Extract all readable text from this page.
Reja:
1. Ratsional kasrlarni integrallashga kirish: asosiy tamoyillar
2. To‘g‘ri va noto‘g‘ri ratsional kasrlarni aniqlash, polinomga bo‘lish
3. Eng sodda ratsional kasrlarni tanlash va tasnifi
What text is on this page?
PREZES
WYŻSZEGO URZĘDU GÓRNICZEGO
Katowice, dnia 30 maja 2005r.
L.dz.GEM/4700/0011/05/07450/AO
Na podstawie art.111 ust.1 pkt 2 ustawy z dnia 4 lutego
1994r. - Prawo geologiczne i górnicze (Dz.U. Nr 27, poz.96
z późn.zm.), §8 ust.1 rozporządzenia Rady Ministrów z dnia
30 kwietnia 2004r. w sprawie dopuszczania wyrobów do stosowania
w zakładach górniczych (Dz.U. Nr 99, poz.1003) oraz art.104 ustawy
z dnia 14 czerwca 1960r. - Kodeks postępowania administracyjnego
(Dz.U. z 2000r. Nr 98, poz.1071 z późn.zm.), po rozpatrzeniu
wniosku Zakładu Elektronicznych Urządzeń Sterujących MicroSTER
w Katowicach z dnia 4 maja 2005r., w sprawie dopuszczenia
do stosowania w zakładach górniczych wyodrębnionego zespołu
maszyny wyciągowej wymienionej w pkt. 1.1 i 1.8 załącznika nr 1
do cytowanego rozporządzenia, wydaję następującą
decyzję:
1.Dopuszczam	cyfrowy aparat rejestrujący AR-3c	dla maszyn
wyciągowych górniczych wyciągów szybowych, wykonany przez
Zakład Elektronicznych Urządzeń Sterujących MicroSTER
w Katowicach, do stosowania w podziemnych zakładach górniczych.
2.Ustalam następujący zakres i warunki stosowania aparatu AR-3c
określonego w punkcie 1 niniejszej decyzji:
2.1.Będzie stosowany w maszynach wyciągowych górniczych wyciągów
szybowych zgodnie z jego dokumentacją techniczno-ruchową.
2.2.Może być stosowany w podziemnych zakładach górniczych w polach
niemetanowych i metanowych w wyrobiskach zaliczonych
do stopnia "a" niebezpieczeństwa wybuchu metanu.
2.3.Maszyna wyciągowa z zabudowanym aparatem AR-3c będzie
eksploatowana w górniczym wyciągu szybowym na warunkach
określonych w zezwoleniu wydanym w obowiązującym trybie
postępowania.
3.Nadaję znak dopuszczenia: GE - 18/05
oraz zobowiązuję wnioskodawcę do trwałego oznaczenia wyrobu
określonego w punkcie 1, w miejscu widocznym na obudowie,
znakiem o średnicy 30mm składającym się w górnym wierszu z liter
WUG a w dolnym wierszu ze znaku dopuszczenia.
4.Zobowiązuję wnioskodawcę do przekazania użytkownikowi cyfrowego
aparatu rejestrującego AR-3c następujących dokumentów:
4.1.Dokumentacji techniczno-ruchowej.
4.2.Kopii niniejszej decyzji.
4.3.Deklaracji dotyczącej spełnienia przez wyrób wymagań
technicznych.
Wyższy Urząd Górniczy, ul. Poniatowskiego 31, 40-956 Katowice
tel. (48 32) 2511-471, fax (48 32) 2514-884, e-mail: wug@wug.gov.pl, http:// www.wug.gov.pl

+++

▶ [To be done] Your task is to reproduce the whole listing exactly.

▶ [Response to this task]
Extract all readable text from this page.
Reja:
1. Ratsional kasrlarni integrallashga kirish: asosiy tamoyillar
2. To‘g‘ri va noto‘g‘ri ratsional kasrlarni aniqlash, polinomga bo‘lish
3. Eng sodda ratsional kasrlarni tanlash va tasnifi
What text is on this page?
PREZES
WYŻSZEGO URZĘDU GÓRNICZEGO
Katowice, dnia 30 maja 2005r.
L.dz.GEM/4700/0011/05/07450/AO
Na podstawie art.111 ust.1 pkt 2 ustawy z dnia 4 lutego
1994r. - Prawo geologiczne i górnicze (Dz.U. Nr 27, poz.96
z późn.zm.), §8 ust.1 rozporządzenia Rady Ministrów z dnia
30 kwietnia 2004r. w sprawie dopuszczania wyrobów do stosowania
w zakładach górniczych (Dz.U. Nr 99, poz.1003) oraz art.104 ustawy
z dnia 14 czerwca 1960r. - Kodeks postępowania administracyjnego
(Dz.U. z 2000r. Nr 98, poz.1071 z późn.zm.), po rozpatrzeniu
wniosku Zakładu Elektronicznych Urządzeń Sterujących MicroSTER
w Katowicach z dnia 4 maja 2005r., w sprawie dopuszczenia
do stosowania w zakładach górniczych wyodrębnionego zespołu
maszyny wyciągowej wymienionej w pkt. 1.1 i 1.8 załącznika nr 1
do cytowanego rozporządzenia, wydaję następującą
decyzję:
1.Dopuszczam	cyfrowy aparat rejestrujący AR-3c	dla maszyn
wyciągowych górniczych wyciągów szybowych, wykonany przez
Zakład Elektronicznych Urządzeń Sterujących MicroSTER
w Katowicach, do stosowania w podziemnych zakładach górniczych.
2.Ustalam następujący zakres i warunki stosowania aparatu AR-3c
określonego w punkcie 1 niniejszej decyzji:
2.1.Będzie stosowany w maszynach wyciągowych górniczych wyciągów
szybowych zgodnie z jego dokumentacją techniczno-ruchową.
2.2.Może być stosowany w podziemnych zakładach górniczych w polach
niemetanowych i metanowych w wyrobiskach zaliczonych
do stopnia "a" niebezpieczeństwa wybuchu metanu.
2.3.Maszyna wyciągowa z zabudowanym aparatem AR-3c będzie
eksploatowana w górniczym wyciągu szybowym na warunkach
określonych w zezwoleniu wydanym w obowiązującym trybie
postępowania.
3.Nadaję znak dopuszczenia: GE - 18/05
oraz zobowiązuję wnioskodawcę do trwałego oznaczenia wyrobu
określonego w punkcie 1, w miejscu widocznym na obudowie,
znakiem o średnicy 30mm składającym się w górnym wierszu z liter
WUG a w dolnym wierszu ze znaku dopuszczenia.
4.Zobowiązuję wnioskodawcę do przekazania użytkownikowi cyfrowego
aparatu rejestrującego AR-3c następujących dokumentów:
4.1.Dokumentacji techniczno-ruchowej.
4.2.Kopii niniejszej decyzji.
4.3.Deklaracji dotyczącej spełnienia przez wyrób wymagań
technicznych.
Wyższy Urząd Górniczy, ul. Poniatowskiego 31, 40-956 Katowice
tel. (48 32) 2511-471, fax (48 32) 2514-884, e-mail: wug@wug.gov.pl, http:// www.wug.gov.pl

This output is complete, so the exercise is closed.